**SHORT TASK**: Write out each line from the data below that includes the word "name".

------------------------------------------------

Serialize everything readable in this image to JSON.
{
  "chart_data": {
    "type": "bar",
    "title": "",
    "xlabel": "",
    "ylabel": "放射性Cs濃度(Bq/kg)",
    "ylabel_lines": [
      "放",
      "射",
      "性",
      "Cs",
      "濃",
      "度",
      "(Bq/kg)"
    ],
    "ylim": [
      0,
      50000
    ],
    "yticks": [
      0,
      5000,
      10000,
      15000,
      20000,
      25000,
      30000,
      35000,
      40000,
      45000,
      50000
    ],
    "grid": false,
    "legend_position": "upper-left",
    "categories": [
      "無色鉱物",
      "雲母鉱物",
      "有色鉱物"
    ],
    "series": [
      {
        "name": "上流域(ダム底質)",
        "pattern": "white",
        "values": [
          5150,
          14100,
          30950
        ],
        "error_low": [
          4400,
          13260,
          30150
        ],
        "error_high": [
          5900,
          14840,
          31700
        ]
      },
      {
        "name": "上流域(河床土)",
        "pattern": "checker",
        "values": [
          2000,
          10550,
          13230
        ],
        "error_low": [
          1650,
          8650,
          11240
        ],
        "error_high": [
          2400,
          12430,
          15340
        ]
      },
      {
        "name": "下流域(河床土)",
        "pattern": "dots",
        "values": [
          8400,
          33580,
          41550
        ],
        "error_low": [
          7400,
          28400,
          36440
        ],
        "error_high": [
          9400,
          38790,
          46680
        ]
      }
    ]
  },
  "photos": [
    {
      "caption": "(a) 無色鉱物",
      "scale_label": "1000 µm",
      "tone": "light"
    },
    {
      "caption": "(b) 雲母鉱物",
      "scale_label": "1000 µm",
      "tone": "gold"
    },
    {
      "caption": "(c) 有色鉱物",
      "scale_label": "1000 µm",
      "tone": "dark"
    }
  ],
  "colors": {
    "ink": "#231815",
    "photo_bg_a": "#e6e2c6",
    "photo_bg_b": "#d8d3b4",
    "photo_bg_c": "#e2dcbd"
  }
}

------------------------------------------------

**PROBLEM SOLUTION**:
        "name": "上流域(ダム底質)",
        "name": "上流域(河床土)",
        "name": "下流域(河床土)",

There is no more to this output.